● **EXERCISE DETAILS**
Check every line below for the word "what" and give only the number of lines where it appears.

● **EXERCISE DATA**
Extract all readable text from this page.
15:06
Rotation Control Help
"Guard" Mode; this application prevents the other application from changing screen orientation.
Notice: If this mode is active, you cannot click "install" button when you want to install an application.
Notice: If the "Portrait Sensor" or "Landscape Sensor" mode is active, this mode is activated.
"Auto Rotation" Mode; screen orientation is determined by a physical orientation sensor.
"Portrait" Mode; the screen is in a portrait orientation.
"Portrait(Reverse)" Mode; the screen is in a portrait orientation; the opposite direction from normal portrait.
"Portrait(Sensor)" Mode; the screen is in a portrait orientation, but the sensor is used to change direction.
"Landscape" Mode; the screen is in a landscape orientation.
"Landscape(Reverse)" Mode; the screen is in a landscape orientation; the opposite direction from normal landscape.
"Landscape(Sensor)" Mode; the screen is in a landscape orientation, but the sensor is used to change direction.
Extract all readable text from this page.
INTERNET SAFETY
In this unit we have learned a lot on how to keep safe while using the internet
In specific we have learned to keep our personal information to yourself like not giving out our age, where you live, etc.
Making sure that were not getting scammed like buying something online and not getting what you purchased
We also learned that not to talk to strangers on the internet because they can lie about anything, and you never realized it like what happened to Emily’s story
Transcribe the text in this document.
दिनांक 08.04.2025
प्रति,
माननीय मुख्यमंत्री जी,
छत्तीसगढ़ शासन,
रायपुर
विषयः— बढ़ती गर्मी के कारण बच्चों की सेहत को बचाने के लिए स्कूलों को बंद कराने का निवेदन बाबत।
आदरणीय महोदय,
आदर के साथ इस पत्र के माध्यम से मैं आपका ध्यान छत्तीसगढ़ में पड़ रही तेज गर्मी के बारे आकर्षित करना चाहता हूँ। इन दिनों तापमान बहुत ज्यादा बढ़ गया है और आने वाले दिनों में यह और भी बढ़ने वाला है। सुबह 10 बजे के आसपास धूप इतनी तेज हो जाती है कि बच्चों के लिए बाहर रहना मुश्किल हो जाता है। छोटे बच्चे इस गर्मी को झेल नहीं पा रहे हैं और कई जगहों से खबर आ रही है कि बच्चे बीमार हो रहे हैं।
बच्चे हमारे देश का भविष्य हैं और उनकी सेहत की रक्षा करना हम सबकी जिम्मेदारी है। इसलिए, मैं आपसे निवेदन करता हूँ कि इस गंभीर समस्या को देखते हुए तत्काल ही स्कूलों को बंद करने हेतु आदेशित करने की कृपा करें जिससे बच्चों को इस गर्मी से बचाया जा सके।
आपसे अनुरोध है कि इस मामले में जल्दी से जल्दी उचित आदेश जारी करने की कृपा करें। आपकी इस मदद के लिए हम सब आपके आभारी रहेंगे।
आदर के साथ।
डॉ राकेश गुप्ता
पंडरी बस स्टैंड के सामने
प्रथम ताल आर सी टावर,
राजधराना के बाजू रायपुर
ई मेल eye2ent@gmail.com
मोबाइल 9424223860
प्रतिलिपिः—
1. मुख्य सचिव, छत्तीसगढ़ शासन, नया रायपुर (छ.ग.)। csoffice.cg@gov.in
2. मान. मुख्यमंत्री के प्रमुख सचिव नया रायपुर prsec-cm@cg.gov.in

● **THE REPLY**
2